## Given problem
Find the word "shows" in the listing; pull out each line holding it.

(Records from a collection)
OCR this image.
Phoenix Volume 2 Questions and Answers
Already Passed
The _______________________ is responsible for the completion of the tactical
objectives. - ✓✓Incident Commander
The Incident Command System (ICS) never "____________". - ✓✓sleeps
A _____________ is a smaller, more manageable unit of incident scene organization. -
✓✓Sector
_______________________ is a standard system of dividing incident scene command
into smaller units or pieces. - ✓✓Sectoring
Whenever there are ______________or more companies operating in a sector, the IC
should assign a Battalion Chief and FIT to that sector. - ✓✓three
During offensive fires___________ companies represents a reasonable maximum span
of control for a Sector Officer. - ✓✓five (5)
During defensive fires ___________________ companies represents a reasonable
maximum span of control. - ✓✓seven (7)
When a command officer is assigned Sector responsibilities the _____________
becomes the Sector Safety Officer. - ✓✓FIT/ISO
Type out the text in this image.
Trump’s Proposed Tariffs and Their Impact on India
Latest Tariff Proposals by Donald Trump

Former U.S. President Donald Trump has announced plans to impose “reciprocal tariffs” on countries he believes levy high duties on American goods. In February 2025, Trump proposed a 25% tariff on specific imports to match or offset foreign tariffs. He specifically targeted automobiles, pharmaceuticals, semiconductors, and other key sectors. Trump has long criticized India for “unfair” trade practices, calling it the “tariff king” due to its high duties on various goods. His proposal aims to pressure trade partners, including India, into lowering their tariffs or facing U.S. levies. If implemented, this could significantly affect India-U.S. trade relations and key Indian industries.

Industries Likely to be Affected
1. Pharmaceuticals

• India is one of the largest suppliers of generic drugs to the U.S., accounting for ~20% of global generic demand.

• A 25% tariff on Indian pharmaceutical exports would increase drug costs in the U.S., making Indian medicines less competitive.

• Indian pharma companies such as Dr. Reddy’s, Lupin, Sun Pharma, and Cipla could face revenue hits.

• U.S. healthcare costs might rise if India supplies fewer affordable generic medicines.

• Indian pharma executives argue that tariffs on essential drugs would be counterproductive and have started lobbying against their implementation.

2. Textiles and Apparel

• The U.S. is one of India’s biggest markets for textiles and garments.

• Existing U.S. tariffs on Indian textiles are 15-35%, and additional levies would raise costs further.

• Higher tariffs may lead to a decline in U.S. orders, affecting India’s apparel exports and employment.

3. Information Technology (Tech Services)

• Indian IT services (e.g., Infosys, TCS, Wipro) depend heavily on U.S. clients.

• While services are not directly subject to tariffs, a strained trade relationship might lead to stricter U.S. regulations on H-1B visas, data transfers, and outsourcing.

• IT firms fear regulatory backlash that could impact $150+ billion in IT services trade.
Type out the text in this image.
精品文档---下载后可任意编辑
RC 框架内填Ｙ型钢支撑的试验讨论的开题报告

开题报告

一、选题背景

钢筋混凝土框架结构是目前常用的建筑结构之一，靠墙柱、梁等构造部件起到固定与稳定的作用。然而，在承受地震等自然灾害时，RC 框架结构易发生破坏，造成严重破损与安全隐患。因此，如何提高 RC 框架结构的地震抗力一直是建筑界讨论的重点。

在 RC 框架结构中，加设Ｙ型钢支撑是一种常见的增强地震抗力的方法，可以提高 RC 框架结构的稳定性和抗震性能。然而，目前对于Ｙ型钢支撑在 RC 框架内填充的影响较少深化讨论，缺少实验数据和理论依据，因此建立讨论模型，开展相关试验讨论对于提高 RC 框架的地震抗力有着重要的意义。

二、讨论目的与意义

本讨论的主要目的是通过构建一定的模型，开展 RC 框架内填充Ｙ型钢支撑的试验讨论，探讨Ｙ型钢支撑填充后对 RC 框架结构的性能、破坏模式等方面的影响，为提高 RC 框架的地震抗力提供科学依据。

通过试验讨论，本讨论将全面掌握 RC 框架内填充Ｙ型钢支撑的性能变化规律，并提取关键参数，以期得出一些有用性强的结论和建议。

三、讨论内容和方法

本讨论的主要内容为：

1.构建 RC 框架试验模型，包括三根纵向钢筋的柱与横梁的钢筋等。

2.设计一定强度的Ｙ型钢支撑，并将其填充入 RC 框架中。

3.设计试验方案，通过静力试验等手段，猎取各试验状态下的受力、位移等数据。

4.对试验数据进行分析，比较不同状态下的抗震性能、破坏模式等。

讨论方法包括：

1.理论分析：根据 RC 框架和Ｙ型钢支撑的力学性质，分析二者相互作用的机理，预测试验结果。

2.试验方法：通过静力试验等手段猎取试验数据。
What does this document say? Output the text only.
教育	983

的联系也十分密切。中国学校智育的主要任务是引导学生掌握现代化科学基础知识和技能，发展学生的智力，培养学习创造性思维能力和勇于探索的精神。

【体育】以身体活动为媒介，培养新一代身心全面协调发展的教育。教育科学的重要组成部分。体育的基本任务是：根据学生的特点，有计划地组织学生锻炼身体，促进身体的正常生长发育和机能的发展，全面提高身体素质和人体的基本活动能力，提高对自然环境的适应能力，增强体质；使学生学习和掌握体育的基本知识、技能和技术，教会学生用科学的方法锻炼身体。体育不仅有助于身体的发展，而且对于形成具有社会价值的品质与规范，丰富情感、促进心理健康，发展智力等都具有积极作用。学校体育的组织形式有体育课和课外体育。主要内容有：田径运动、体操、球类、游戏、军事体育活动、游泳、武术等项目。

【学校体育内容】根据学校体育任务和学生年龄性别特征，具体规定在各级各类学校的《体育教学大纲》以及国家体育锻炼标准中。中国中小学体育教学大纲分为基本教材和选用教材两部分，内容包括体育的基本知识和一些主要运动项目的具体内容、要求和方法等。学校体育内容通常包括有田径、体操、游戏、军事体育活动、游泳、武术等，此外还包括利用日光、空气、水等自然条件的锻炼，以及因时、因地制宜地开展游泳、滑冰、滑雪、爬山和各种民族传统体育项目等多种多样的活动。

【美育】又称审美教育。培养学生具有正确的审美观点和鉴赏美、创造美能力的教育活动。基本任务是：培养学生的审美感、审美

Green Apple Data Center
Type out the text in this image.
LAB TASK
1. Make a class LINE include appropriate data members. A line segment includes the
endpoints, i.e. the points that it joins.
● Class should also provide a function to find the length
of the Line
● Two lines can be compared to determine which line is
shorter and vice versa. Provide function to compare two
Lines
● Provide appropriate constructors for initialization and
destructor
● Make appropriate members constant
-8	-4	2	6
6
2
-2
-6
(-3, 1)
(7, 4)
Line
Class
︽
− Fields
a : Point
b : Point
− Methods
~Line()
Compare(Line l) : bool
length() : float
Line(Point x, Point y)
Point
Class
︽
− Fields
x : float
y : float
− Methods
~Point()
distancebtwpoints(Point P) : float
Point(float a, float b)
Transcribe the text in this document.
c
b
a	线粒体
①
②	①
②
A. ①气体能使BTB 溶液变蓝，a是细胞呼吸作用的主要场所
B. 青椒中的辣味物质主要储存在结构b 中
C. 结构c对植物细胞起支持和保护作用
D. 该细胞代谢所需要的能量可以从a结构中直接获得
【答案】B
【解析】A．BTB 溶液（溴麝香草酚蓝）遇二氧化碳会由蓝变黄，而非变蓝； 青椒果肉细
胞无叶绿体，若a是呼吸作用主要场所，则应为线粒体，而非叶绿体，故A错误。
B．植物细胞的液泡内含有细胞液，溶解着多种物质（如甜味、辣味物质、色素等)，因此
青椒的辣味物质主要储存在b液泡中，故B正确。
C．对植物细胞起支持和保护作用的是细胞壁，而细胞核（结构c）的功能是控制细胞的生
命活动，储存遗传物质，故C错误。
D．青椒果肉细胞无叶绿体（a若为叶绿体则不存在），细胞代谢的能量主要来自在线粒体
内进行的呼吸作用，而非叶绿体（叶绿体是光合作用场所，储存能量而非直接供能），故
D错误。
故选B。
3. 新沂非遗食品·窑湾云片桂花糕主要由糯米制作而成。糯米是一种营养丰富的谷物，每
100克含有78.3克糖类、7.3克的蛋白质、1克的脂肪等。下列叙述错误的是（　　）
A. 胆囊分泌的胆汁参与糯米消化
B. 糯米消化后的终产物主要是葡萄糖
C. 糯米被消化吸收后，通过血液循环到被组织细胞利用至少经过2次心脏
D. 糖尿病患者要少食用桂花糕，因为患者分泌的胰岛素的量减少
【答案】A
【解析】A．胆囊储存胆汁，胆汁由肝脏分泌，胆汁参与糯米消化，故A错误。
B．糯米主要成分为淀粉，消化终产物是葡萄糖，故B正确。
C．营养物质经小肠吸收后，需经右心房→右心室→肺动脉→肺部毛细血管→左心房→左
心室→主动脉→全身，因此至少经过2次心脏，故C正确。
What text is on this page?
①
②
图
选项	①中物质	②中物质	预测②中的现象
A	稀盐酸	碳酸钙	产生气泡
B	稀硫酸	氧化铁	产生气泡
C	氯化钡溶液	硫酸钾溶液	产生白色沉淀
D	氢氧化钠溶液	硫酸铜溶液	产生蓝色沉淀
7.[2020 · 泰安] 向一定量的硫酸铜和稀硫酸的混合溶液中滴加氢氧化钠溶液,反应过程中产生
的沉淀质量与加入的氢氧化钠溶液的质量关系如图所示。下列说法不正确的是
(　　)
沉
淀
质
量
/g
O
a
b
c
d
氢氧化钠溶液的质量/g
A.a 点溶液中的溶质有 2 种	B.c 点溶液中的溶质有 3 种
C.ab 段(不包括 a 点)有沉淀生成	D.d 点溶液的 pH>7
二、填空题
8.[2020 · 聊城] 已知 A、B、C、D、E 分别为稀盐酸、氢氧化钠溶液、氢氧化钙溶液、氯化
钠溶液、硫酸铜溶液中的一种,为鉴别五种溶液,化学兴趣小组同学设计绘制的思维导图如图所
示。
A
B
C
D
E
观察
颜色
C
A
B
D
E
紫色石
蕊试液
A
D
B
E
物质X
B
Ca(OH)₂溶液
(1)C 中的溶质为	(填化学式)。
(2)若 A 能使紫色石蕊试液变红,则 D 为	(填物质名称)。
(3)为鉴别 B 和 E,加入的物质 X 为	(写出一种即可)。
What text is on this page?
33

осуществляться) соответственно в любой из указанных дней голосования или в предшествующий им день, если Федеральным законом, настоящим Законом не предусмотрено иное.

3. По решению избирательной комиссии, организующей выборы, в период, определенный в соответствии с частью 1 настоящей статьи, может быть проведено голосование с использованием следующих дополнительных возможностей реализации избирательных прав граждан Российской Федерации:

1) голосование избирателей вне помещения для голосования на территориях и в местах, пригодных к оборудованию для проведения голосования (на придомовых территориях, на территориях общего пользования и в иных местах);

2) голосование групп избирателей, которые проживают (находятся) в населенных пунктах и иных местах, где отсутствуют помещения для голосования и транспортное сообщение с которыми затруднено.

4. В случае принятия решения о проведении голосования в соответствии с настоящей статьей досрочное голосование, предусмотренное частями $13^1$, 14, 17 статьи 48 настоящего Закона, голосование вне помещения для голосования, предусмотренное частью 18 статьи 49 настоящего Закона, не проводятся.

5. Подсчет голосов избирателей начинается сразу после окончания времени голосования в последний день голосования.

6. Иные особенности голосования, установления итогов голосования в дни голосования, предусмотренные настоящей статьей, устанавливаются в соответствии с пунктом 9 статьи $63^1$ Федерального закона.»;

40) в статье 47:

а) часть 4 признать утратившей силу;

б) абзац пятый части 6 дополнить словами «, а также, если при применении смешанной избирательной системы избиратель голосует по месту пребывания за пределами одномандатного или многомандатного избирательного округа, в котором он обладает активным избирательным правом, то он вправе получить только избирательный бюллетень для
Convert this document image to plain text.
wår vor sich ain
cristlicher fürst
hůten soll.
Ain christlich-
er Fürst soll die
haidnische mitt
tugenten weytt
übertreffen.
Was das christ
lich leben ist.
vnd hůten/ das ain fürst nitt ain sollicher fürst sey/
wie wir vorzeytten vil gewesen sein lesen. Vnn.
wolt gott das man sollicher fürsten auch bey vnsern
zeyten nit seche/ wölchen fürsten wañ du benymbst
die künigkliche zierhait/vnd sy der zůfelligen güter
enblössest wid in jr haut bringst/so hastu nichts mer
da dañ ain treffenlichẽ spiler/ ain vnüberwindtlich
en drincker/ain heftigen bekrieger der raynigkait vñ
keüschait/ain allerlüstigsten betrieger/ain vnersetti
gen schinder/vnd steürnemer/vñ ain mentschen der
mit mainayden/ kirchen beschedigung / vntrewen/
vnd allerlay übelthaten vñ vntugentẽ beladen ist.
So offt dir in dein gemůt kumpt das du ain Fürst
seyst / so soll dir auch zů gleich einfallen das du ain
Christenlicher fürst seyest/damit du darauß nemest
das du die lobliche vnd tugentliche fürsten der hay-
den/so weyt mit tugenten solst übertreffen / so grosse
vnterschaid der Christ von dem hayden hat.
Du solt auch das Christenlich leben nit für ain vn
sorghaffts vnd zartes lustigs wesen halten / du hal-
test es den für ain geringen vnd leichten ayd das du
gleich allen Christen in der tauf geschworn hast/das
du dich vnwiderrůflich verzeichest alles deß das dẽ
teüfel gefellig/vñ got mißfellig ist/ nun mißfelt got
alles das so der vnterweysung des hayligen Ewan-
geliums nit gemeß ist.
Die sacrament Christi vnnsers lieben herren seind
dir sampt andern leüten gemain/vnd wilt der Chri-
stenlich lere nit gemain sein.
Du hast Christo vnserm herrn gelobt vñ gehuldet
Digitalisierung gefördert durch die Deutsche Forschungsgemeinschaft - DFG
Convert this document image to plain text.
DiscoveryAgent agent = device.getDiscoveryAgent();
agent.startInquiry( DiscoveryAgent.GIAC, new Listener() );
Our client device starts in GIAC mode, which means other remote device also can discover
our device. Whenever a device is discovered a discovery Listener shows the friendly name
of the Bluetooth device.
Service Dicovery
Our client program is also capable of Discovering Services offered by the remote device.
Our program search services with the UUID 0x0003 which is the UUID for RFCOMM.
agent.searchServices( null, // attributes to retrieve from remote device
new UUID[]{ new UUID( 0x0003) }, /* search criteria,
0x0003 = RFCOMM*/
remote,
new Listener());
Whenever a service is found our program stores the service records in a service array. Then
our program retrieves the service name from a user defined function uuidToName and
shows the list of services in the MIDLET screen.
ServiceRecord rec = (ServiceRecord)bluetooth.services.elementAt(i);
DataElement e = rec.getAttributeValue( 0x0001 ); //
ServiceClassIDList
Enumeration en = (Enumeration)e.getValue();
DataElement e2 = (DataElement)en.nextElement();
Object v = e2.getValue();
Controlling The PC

## Written response
our device. Whenever a device is discovered a discovery Listener shows the friendly name
shows the list of services in the MIDLET screen.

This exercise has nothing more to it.